* **THE PROBLEM**:
Copy out the lines from the one containing "item-number: 2. [50,418,61,433]" through the one containing "dvd1-header: DVD I [44,372,332,400]", inclusive, without changing anything in them.

* **DATASET ENTRIES**:
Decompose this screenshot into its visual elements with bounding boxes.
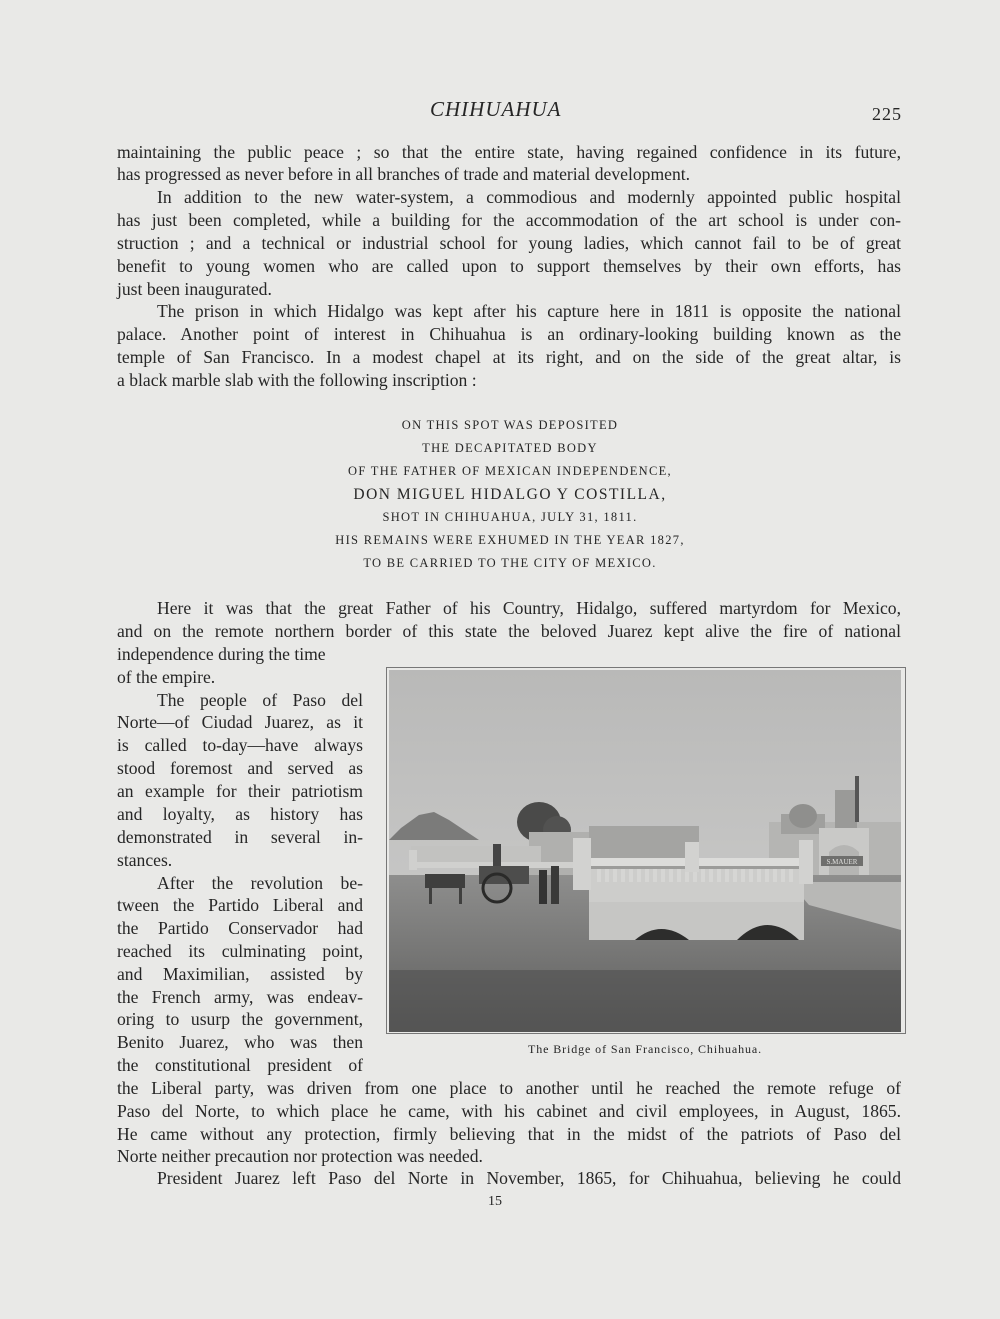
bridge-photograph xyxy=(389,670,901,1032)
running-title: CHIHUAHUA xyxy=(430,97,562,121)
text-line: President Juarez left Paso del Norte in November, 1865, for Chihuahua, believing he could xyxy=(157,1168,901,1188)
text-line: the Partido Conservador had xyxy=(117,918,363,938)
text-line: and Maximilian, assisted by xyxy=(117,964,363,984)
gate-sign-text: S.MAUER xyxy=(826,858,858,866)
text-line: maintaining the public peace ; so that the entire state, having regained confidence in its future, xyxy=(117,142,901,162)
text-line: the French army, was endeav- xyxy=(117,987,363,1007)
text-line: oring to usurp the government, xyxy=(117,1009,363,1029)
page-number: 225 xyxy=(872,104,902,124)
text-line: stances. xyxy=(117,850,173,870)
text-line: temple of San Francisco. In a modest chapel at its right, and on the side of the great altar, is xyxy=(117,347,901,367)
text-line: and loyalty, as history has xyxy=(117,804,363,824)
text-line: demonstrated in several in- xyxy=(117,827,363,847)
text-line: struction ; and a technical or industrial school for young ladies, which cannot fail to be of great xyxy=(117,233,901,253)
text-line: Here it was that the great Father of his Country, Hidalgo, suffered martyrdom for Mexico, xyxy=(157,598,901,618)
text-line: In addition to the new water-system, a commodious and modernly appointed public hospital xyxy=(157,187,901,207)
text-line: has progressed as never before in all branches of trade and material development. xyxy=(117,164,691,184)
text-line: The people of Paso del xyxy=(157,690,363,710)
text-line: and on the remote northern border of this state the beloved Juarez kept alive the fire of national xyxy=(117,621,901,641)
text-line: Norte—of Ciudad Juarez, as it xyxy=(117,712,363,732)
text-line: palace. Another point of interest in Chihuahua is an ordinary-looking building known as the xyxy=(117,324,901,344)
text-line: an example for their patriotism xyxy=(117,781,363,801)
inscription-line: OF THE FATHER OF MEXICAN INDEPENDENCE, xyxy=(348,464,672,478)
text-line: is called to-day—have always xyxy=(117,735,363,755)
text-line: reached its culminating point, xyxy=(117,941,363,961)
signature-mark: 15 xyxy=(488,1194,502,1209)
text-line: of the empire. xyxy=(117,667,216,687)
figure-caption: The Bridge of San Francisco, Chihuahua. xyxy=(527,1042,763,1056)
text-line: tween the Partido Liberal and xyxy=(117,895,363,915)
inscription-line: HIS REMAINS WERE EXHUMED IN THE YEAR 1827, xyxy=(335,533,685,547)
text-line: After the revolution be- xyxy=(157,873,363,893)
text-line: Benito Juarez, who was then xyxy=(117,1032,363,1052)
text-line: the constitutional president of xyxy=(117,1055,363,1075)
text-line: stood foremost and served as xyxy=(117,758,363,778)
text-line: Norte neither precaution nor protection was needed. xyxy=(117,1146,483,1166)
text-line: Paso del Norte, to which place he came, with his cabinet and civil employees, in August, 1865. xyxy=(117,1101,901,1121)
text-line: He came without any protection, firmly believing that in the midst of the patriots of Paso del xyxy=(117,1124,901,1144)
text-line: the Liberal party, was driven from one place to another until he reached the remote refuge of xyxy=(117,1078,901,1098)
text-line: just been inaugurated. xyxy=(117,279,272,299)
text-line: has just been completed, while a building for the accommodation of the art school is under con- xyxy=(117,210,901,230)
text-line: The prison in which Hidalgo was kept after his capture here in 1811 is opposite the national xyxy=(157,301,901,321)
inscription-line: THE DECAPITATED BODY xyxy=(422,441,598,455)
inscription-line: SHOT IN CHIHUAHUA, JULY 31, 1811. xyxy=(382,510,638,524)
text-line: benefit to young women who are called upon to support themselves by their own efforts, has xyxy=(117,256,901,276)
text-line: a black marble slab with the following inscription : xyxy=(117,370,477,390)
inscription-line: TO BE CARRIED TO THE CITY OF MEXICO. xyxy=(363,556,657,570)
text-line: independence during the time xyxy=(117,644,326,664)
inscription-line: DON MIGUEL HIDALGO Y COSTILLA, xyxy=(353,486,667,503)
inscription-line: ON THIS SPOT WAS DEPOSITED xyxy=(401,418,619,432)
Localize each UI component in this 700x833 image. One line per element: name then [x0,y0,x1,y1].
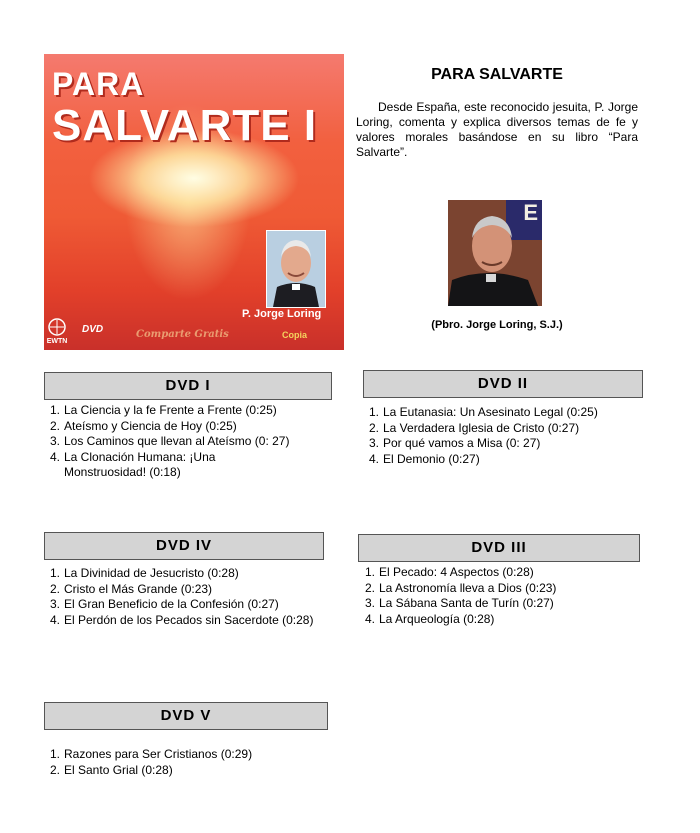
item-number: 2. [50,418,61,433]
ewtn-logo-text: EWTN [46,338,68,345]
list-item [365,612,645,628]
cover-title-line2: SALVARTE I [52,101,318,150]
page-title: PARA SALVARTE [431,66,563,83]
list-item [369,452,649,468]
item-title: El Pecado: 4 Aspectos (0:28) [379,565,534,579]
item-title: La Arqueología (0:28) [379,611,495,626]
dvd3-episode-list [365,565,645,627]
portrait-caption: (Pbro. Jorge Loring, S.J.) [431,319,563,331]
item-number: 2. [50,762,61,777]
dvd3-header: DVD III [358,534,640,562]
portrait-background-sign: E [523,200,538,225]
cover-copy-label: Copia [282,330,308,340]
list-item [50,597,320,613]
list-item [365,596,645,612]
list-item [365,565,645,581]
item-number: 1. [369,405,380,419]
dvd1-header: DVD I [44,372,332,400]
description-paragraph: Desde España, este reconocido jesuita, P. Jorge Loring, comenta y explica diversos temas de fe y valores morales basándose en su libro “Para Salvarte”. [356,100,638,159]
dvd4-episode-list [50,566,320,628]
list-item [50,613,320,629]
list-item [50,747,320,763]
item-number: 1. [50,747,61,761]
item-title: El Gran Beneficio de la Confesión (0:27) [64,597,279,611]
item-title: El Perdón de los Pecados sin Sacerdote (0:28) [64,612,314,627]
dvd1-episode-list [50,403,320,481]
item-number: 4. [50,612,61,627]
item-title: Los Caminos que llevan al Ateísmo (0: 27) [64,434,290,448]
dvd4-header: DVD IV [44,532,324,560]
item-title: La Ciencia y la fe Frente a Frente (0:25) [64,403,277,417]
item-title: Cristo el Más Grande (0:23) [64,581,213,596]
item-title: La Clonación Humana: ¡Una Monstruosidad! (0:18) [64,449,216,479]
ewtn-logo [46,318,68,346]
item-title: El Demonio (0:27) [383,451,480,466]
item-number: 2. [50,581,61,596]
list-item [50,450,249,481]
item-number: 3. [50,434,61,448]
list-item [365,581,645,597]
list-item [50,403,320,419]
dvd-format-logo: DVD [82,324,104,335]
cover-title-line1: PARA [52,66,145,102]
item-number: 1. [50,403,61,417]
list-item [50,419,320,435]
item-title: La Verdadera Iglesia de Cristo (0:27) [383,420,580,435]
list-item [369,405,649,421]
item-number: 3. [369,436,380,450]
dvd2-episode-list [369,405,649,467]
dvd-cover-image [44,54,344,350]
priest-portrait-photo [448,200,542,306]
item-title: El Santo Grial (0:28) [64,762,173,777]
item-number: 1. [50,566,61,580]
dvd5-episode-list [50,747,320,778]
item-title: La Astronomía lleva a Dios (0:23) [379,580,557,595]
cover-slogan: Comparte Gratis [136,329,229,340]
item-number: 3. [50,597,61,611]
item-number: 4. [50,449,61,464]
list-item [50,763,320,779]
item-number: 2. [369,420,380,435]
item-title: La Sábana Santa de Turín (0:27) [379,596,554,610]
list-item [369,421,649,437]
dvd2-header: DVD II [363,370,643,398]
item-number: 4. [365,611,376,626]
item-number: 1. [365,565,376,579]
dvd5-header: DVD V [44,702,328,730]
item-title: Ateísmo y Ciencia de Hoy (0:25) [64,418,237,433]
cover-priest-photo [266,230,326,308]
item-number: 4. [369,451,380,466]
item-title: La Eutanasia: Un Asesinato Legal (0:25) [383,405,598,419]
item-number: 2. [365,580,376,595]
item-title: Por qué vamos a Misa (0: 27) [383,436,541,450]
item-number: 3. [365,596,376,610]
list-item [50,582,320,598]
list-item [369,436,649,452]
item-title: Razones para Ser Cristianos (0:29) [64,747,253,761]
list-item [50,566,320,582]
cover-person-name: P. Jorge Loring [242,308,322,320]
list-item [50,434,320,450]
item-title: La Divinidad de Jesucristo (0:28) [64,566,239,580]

* **EXERCISE OUTPUT**:
item-number: 2. [50,418,61,433]
ewtn-logo-text: EWTN [46,338,68,345]
list-item [365,612,645,628]
cover-title-line2: SALVARTE I [52,101,318,150]
page-title: PARA SALVARTE [431,66,563,83]
list-item [369,452,649,468]
item-title: El Pecado: 4 Aspectos (0:28) [379,565,534,579]
item-title: La Arqueología (0:28) [379,611,495,626]
dvd3-episode-list [365,565,645,627]
portrait-caption: (Pbro. Jorge Loring, S.J.) [431,319,563,331]
item-number: 2. [50,762,61,777]
dvd3-header: DVD III [358,534,640,562]
portrait-background-sign: E [523,200,538,225]
cover-copy-label: Copia [282,330,308,340]
list-item [50,597,320,613]
list-item [365,596,645,612]
list-item [365,565,645,581]
item-number: 1. [369,405,380,419]
dvd1-header: DVD I [44,372,332,400]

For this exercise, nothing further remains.